- [GOAL] Please pull out every line that includes the string "zone".

Dataset records:

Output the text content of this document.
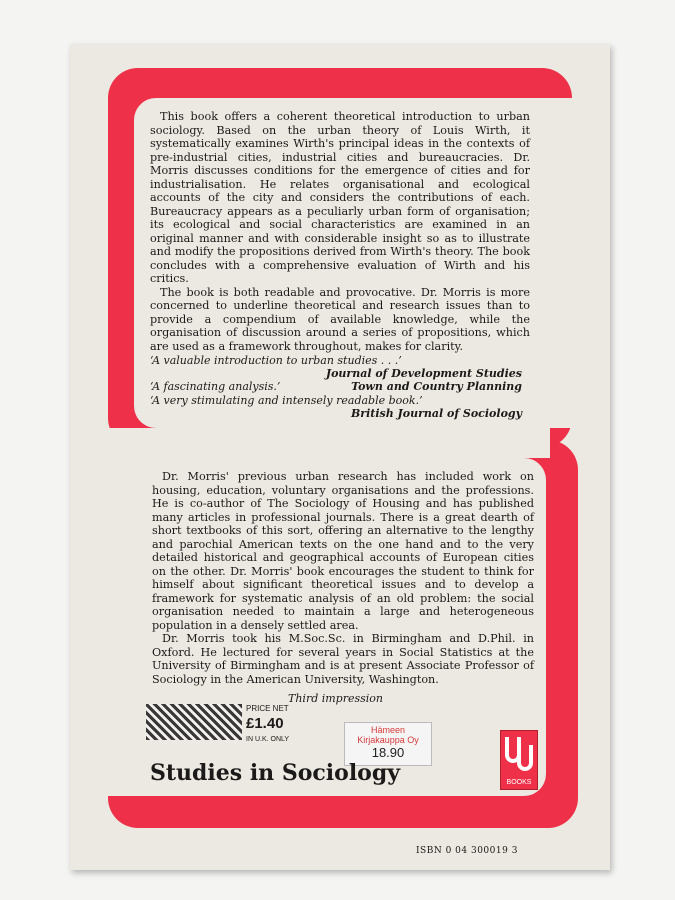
This book offers a coherent theoretical introduction to urban sociology. Based on the urban theory of Louis Wirth, it systematically examines Wirth's principal ideas in the contexts of pre-industrial cities, industrial cities and bureaucracies. Dr. Morris discusses conditions for the emergence of cities and for industrialisation. He relates organisational and ecological accounts of the city and considers the contributions of each. Bureaucracy appears as a peculiarly urban form of organisation; its ecological and social characteristics are examined in an original manner and with considerable insight so as to illustrate and modify the propositions derived from Wirth's theory. The book concludes with a comprehensive evaluation of Wirth and his critics.

The book is both readable and provocative. Dr. Morris is more concerned to underline theoretical and research issues than to provide a compendium of available knowledge, while the organisation of discussion around a series of propositions, which are used as a framework throughout, makes for clarity.

‘A valuable introduction to urban studies . . .’
Journal of Development Studies
‘A fascinating analysis.’	Town and Country Planning
‘A very stimulating and intensely readable book.’
British Journal of Sociology

Dr. Morris' previous urban research has included work on housing, education, voluntary organisations and the professions. He is co-author of The Sociology of Housing and has published many articles in professional journals. There is a great dearth of short textbooks of this sort, offering an alternative to the lengthy and parochial American texts on the one hand and to the very detailed historical and geographical accounts of European cities on the other. Dr. Morris' book encourages the student to think for himself about significant theoretical issues and to develop a framework for systematic analysis of an old problem: the social organisation needed to maintain a large and heterogeneous population in a densely settled area.

Dr. Morris took his M.Soc.Sc. in Birmingham and D.Phil. in Oxford. He lectured for several years in Social Statistics at the University of Birmingham and is at present Associate Professor of Sociology in the American University, Washington.

Third impression
PRICE NET
£1.40
IN U.K. ONLY
Hämeen
Kirjakauppa Oy
18.90
Studies in Sociology	BOOKS
ISBN 0 04 300019 3
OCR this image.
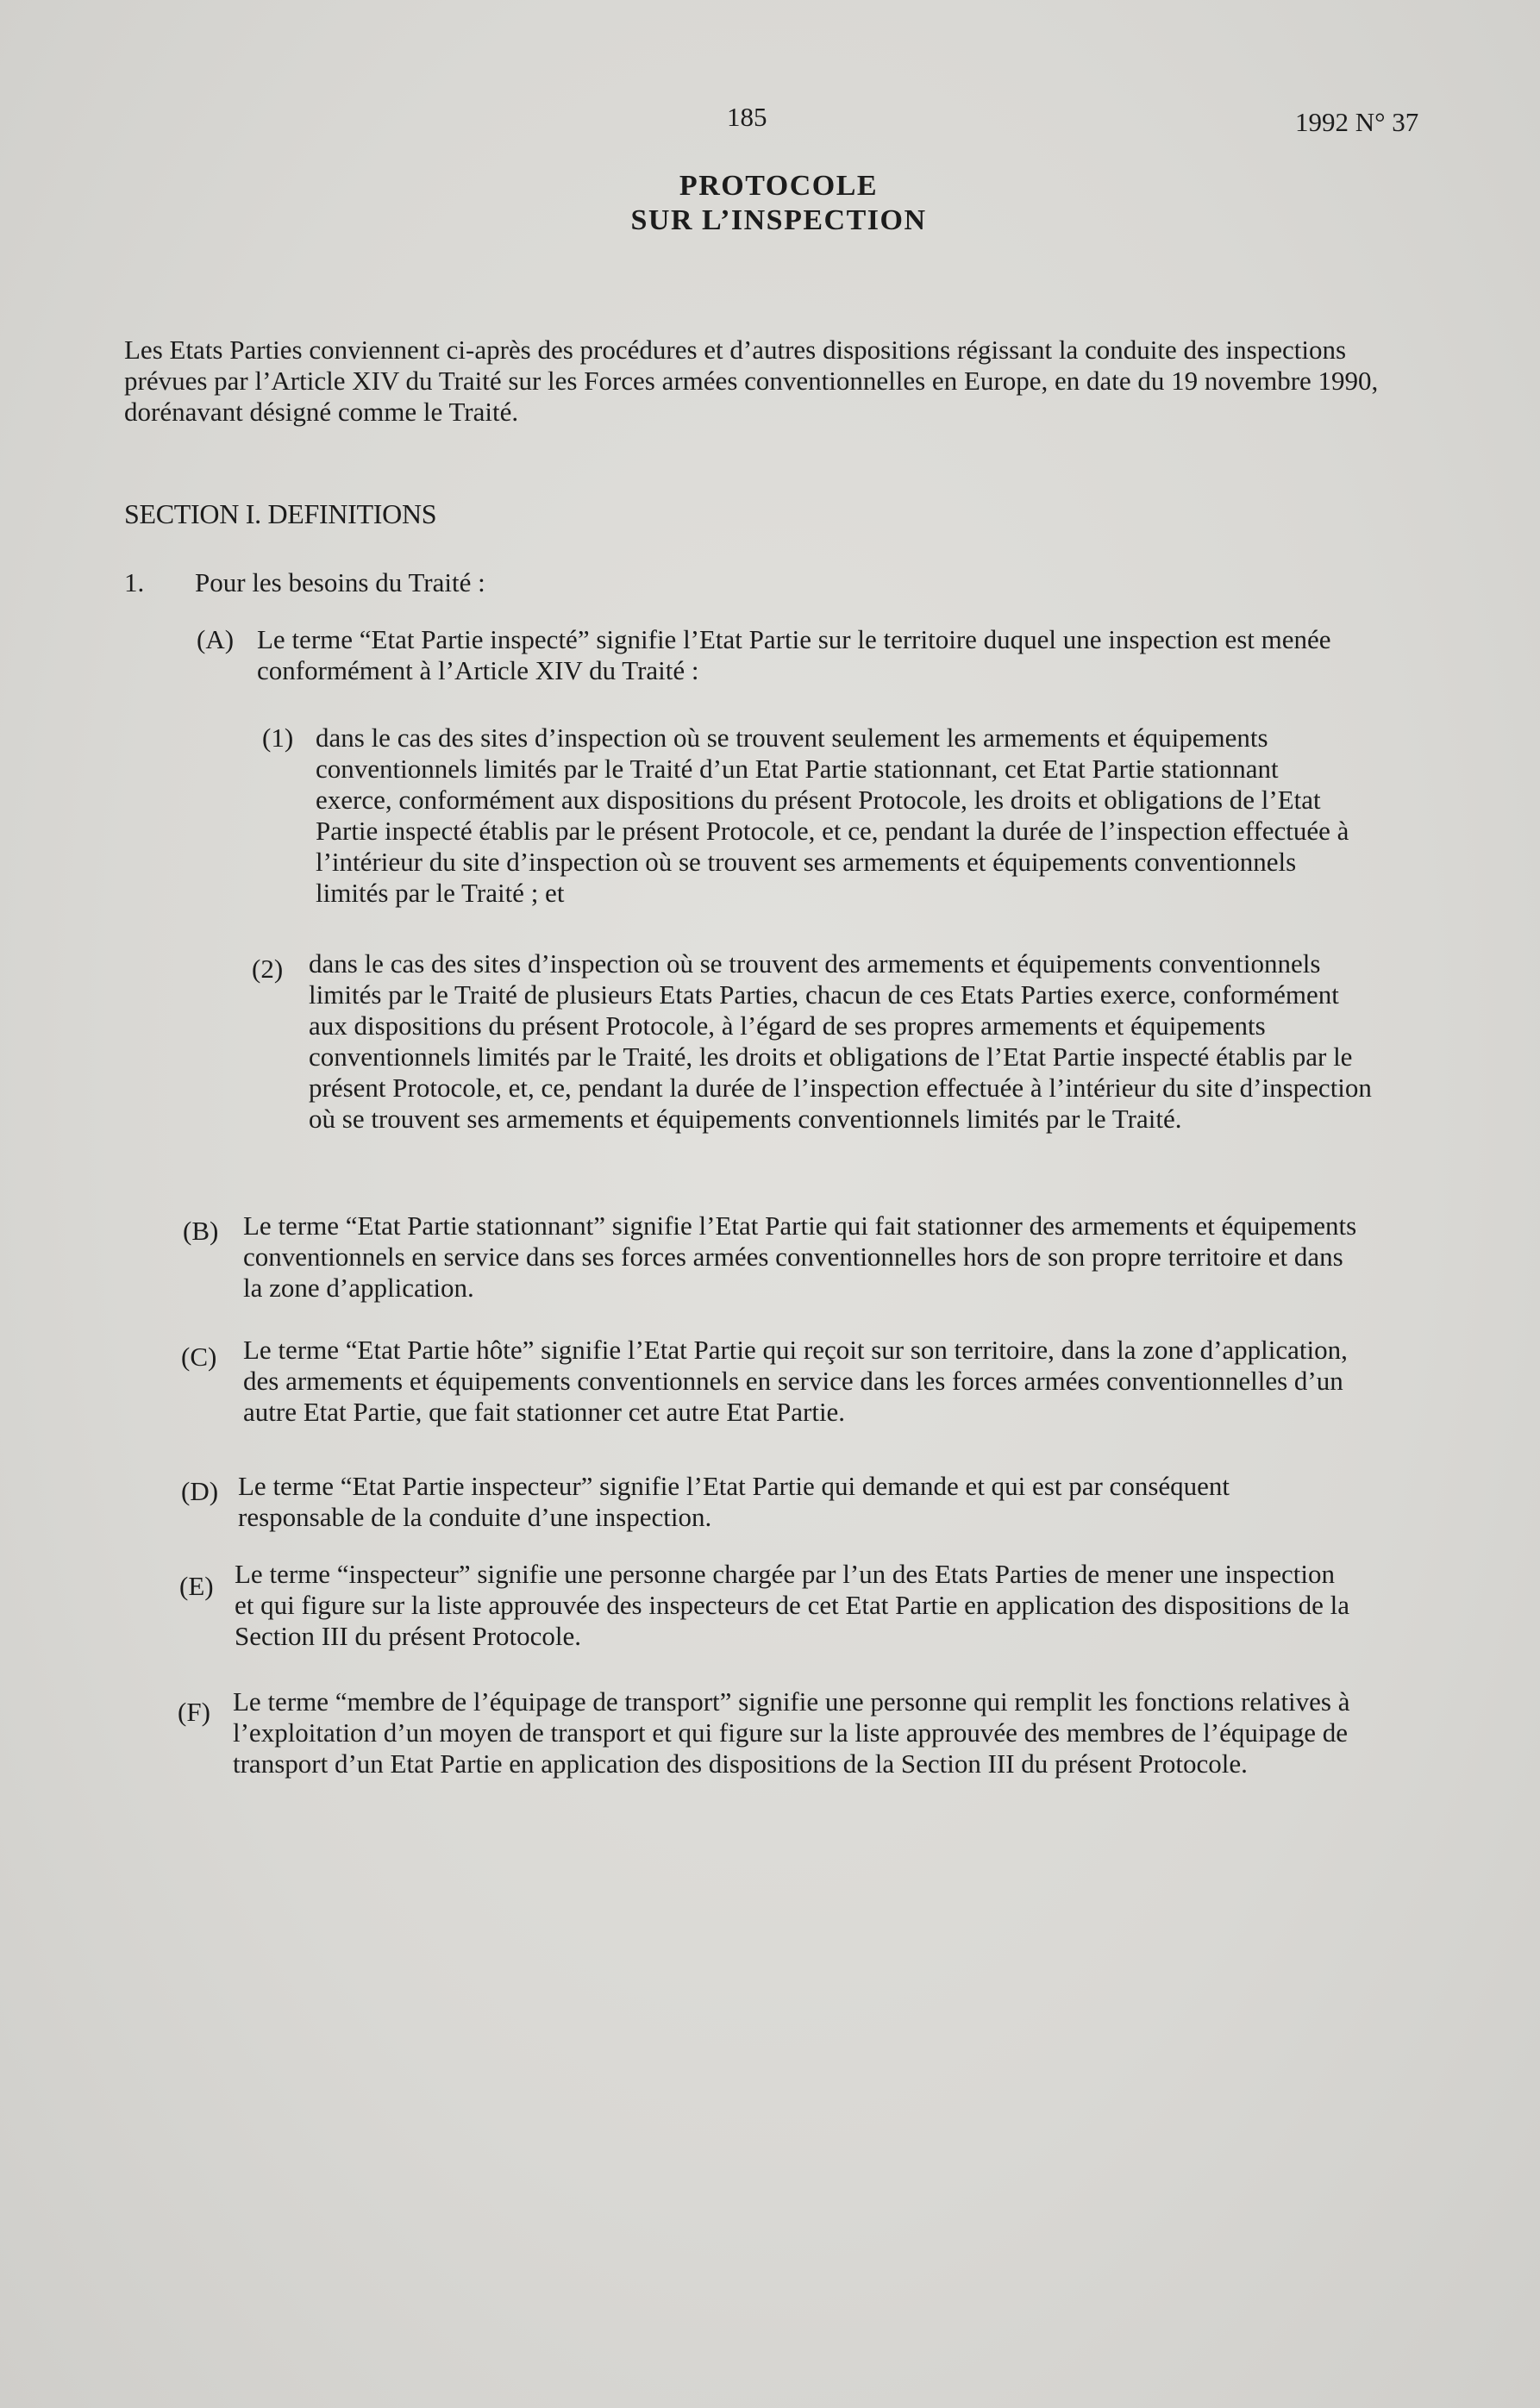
185	1992 N° 37
PROTOCOLE
SUR L’INSPECTION

Les Etats Parties conviennent ci-après des procédures et d’autres dispositions régissant la conduite des inspections prévues par l’Article XIV du Traité sur les Forces armées conventionnelles en Europe, en date du 19 novembre 1990, dorénavant désigné comme le Traité.

SECTION I. DEFINITIONS
1. Pour les besoins du Traité :
(A) Le terme “Etat Partie inspecté” signifie l’Etat Partie sur le territoire duquel une inspection est menée conformément à l’Article XIV du Traité :

(1) dans le cas des sites d’inspection où se trouvent seulement les armements et équipements conventionnels limités par le Traité d’un Etat Partie stationnant, cet Etat Partie stationnant exerce, conformément aux dispositions du présent Protocole, les droits et obligations de l’Etat Partie inspecté établis par le présent Protocole, et ce, pendant la durée de l’inspection effectuée à l’intérieur du site d’inspection où se trouvent ses armements et équipements conventionnels limités par le Traité ; et

(2) dans le cas des sites d’inspection où se trouvent des armements et équipements conventionnels limités par le Traité de plusieurs Etats Parties, chacun de ces Etats Parties exerce, conformément aux dispositions du présent Protocole, à l’égard de ses propres armements et équipements conventionnels limités par le Traité, les droits et obligations de l’Etat Partie inspecté établis par le présent Protocole, et, ce, pendant la durée de l’inspection effectuée à l’intérieur du site d’inspection où se trouvent ses armements et équipements conventionnels limités par le Traité.

(B) Le terme “Etat Partie stationnant” signifie l’Etat Partie qui fait stationner des armements et équipements conventionnels en service dans ses forces armées conventionnelles hors de son propre territoire et dans la zone d’application.

(C) Le terme “Etat Partie hôte” signifie l’Etat Partie qui reçoit sur son territoire, dans la zone d’application, des armements et équipements conventionnels en service dans les forces armées conventionnelles d’un autre Etat Partie, que fait stationner cet autre Etat Partie.

(D) Le terme “Etat Partie inspecteur” signifie l’Etat Partie qui demande et qui est par conséquent responsable de la conduite d’une inspection.

(E) Le terme “inspecteur” signifie une personne chargée par l’un des Etats Parties de mener une inspection et qui figure sur la liste approuvée des inspecteurs de cet Etat Partie en application des dispositions de la Section III du présent Protocole.

(F) Le terme “membre de l’équipage de transport” signifie une personne qui remplit les fonctions relatives à l’exploitation d’un moyen de transport et qui figure sur la liste approuvée des membres de l’équipage de transport d’un Etat Partie en application des dispositions de la Section III du présent Protocole.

- [COMPLETE RESPONSE]
(B) Le terme “Etat Partie stationnant” signifie l’Etat Partie qui fait stationner des armements et équipements conventionnels en service dans ses forces armées conventionnelles hors de son propre territoire et dans la zone d’application.
(C) Le terme “Etat Partie hôte” signifie l’Etat Partie qui reçoit sur son territoire, dans la zone d’application, des armements et équipements conventionnels en service dans les forces armées conventionnelles d’un autre Etat Partie, que fait stationner cet autre Etat Partie.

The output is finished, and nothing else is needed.